• Reading passage:
Welcome one and all to the eighteenth volume of Areopagus. Many of you have expressed an interest in previous instalments of this newsletter. Should you wish to read them, you'll find Volumes I-XVII here. Enjoy.
And now, as Autumn puts a certain end to summer and strews the streets with conkers, here are seven short lessons to make your week a little more interesting, useful, and beautiful...
String Quartets, Op. 76 No. 3 in C Major (The Emperor Quartet)
Joseph Haydn (1797)
Why this piece?
It is light, regal, sophisticated, and joyous. The same is true of much 18th century music, but few pieces possess these qualities in such abundance as Haydn's Emperor Quartet. It was composed in 1797, when Haydn had returned to Vienna from London, and was dedicated to the Hungarian Count Joseph Georg von Erdődy. Haydn was sixty-five at the time, an international musical superstar, and at the peak of his powers.
If you're a fan of the gentle grace of string quarters then you'll need no convincing of this piece's excellence. But if, like me, you prefer the more emotional and dramatic music of the Baroque or Romantic Eras, then this sort of thing can seem a little harder to appreciate. Nonetheless, this is the statement of a technical master: just let Haydn's Emperor Quartet work its magic and you'll find yourself walking on air...
The German National Anthem, originally written in 1822 and formally adopted by the Weimar Republic in the 1920s, is based on an old Austrian tune of which Haydn was rather fond. You can hear it incorporated into the second movement of the Emperor Quartet.
What style is it?
This can be confusing at first, but within what we call "Classical Music" there is a period referred to as... Classical. It lasted from about 1750 to 1820, a short span between the Baroque and Romantic Eras. And it is highly distinctive. This was the age of Mozart, Salieri, Gluck, Beethoven (in his early days), and Haydn himself. They were largely based in Vienna, the heart of the Habsburg Empire and a bustling cosmopolis of culture and high society. It was here that chamber music - composed for performance in a small room, i.e. chamber, with a small audience - took on its now recognisable form.
The Classical Era was an age of supreme musical technicality. The frills and ornamentation of the preceding Baroque Era were cast off and replaced with a sort of clean, highly-skilled simplicity. Everything was light and airy; nothing too heavy or sombre. The piano replaced the harpsichord and violins took centre stage. These are the trademarks of Classical Era Music.
In the early decades of the 19th century some of the foremost Classical composers, such as Schubert and Beethoven, would break away from the rigorous rules and harmonious simplicity of Haydn's Classical style, giving rise to the Romantic Age in all its vigour and melodrama.
What was Joseph Haydn?

• Task input:
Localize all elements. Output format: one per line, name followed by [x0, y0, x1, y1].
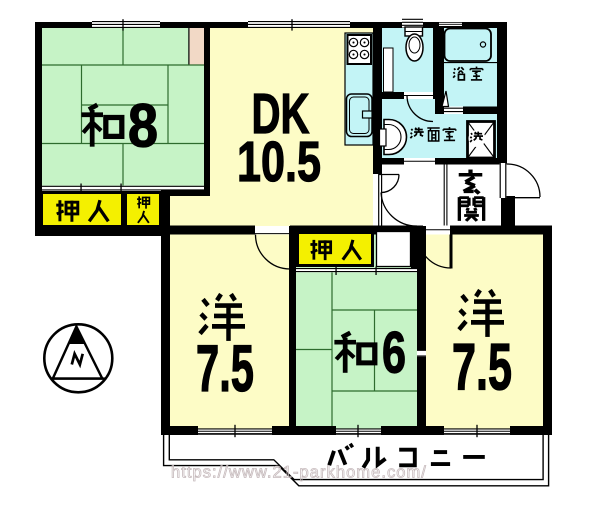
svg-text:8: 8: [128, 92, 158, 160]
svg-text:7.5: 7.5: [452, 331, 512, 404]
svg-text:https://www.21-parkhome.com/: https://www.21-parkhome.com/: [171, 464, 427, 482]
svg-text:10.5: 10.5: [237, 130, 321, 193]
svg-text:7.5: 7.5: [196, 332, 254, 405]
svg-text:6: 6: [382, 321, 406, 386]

...

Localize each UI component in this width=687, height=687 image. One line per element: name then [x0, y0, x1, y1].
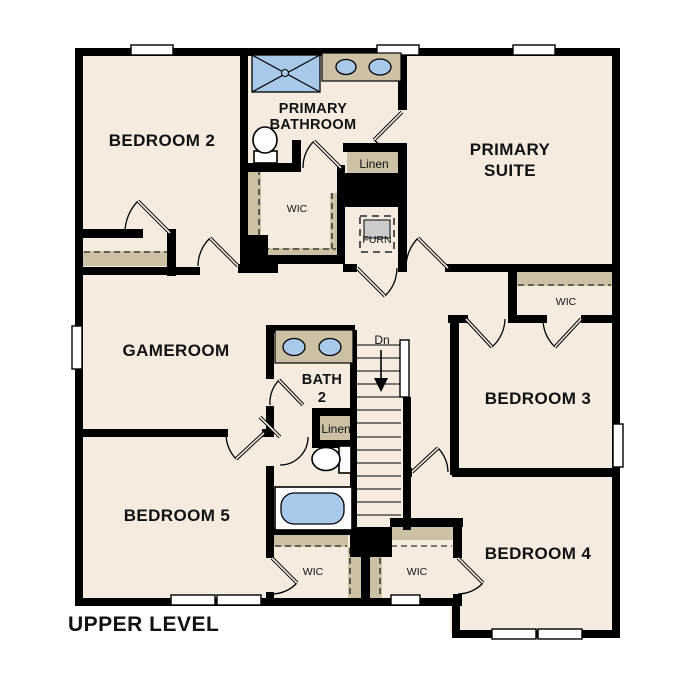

• Written instruction 1:
For each statement about the Haydn newsletter text, answer yes or no on whether it agrees with the text, and quote the text's deciding words exactly.
(a) Haydn composed the Emperor Quartet in 1797, after returning to Vienna from London.
(b) The German National Anthem was formally adopted in 1822.
(c) During the Classical Era, the harpsichord replaced the piano.
• Written instruction 2:
Identify every line of the entries that contains the string "Localize", matching case exactly, and copy each of those lines.
The text and the two blocks of entries come from unrelated sources.

• Exercise solution 1:
(a) Yes: "It was composed in 1797, when Haydn had returned to Vienna from London"
(b) No: "originally written in 1822 and formally adopted by the Weimar Republic in the 1920s"
(c) No: "The piano replaced the harpsichord"

• Exercise solution 2:
Localize all elements. Output format: one per line, name followed by [x0, y0, x1, y1].
Localize each UI component in this width=687, height=687 image. One line per element: name then [x0, y0, x1, y1].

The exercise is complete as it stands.